* What to work on:
Omit the images, then output each of the records below exactly.

[Dataset excerpt]

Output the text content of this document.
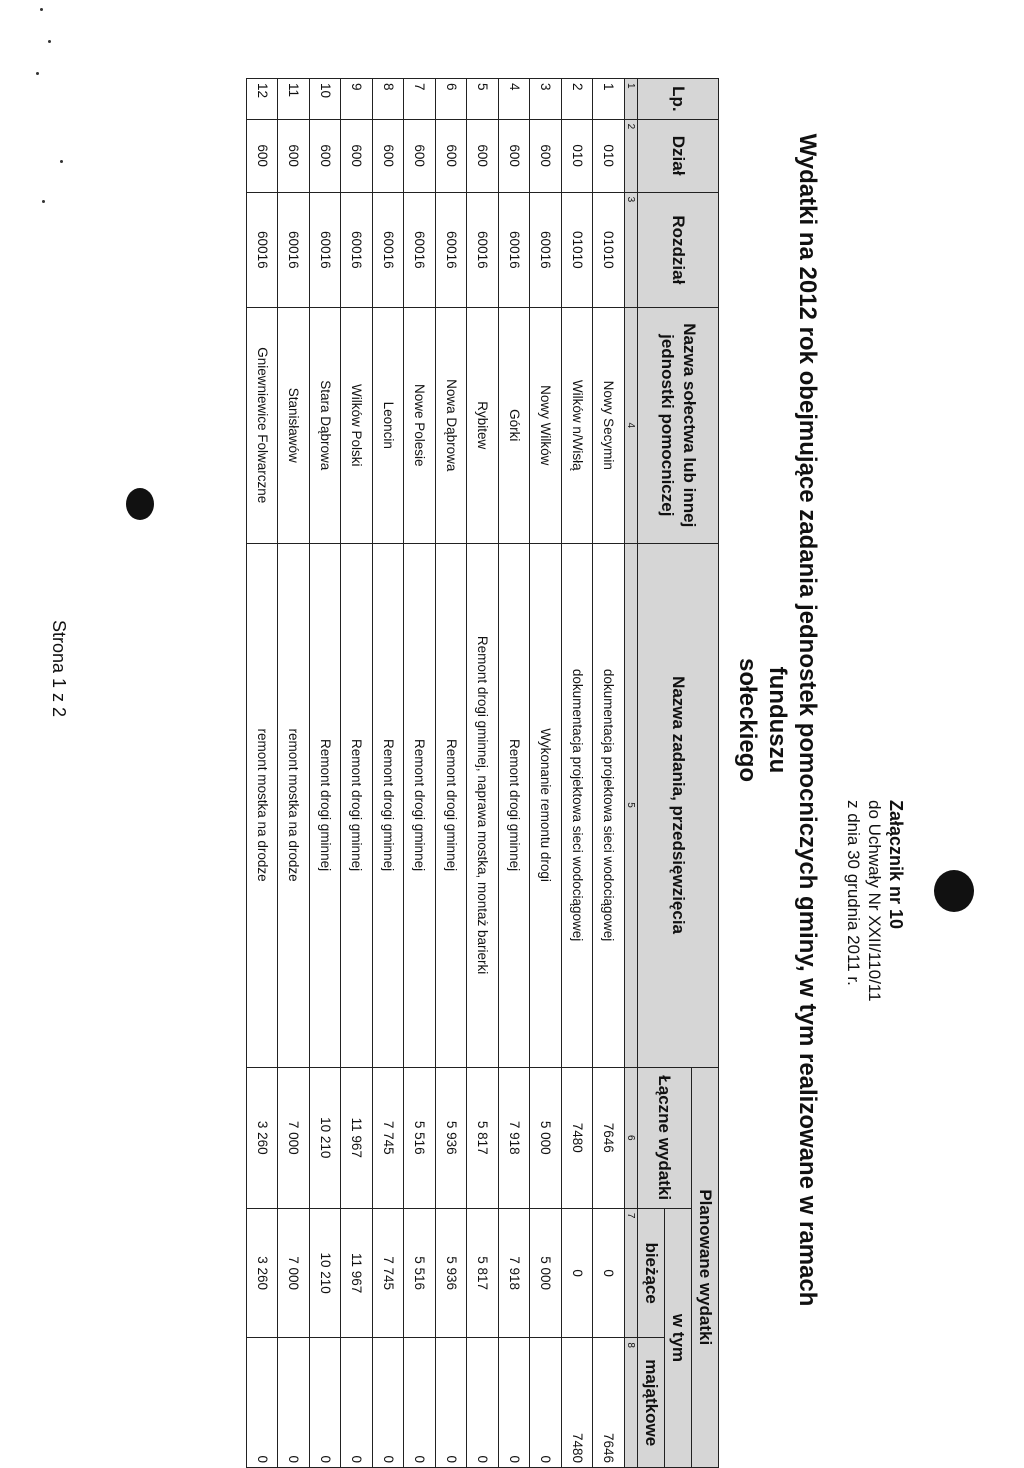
Załącznik nr 10
do Uchwały Nr XXII/110/11
z dnia 30 grudnia 2011 r.
Wydatki na 2012 rok obejmujące zadania jednostek pomocniczych gminy, w tym realizowane w ramach funduszu
sołeckiego
Lp.	Dział	Rozdział	Nazwa sołectwa lub innej jednostki pomocniczej	Nazwa zadania, przedsięwzięcia	Planowane wydatki		
					Łączne wydatki	w tym	
						bieżące	majątkowe
1	2	3	4	5	6	7	8
1	010	01010	Nowy Secymin	dokumentacja projektowa sieci wodociągowej	7646	0	7646
2	010	01010	Wilków n/Wisłą	dokumentacja projektowa sieci wodociągowej	7480	0	7480
3	600	60016	Nowy Wilków	Wykonanie remontu drogi	5 000	5 000	0
4	600	60016	Górki	Remont drogi gminnej	7 918	7 918	0
5	600	60016	Rybitew	Remont drogi gminnej, naprawa mostka, montaż barierki	5 817	5 817	0
6	600	60016	Nowa Dąbrowa	Remont drogi gminnej	5 936	5 936	0
7	600	60016	Nowe Polesie	Remont drogi gminnej	5 516	5 516	0
8	600	60016	Leoncin	Remont drogi gminnej	7 745	7 745	0
9	600	60016	Wilków Polski	Remont drogi gminnej	11 967	11 967	0
10	600	60016	Stara Dąbrowa	Remont drogi gminnej	10 210	10 210	0
11	600	60016	Stanisławów	remont mostka na drodze	7 000	7 000	0
12	600	60016	Gniewniewice Folwarczne	remont mostka na drodze	3 260	3 260	0
Strona 1 z 2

* Output for this task:
Output the text content of this document.
Załącznik nr 10
do Uchwały Nr XXII/110/11
z dnia 30 grudnia 2011 r.
Wydatki na 2012 rok obejmujące zadania jednostek pomocniczych gminy, w tym realizowane w ramach funduszu
sołeckiego
Lp.	Dział	Rozdział	Nazwa sołectwa lub innej jednostki pomocniczej	Nazwa zadania, przedsięwzięcia	Planowane wydatki		
					Łączne wydatki	w tym	
						bieżące	majątkowe
1	2	3	4	5	6	7	8
1	010	01010	Nowy Secymin	dokumentacja projektowa sieci wodociągowej	7646	0	7646
2	010	01010	Wilków n/Wisłą	dokumentacja projektowa sieci wodociągowej	7480	0	7480
3	600	60016	Nowy Wilków	Wykonanie remontu drogi	5 000	5 000	0
4	600	60016	Górki	Remont drogi gminnej	7 918	7 918	0
5	600	60016	Rybitew	Remont drogi gminnej, naprawa mostka, montaż barierki	5 817	5 817	0
6	600	60016	Nowa Dąbrowa	Remont drogi gminnej	5 936	5 936	0
7	600	60016	Nowe Polesie	Remont drogi gminnej	5 516	5 516	0
8	600	60016	Leoncin	Remont drogi gminnej	7 745	7 745	0
9	600	60016	Wilków Polski	Remont drogi gminnej	11 967	11 967	0
10	600	60016	Stara Dąbrowa	Remont drogi gminnej	10 210	10 210	0
11	600	60016	Stanisławów	remont mostka na drodze	7 000	7 000	0
12	600	60016	Gniewniewice Folwarczne	remont mostka na drodze	3 260	3 260	0
Strona 1 z 2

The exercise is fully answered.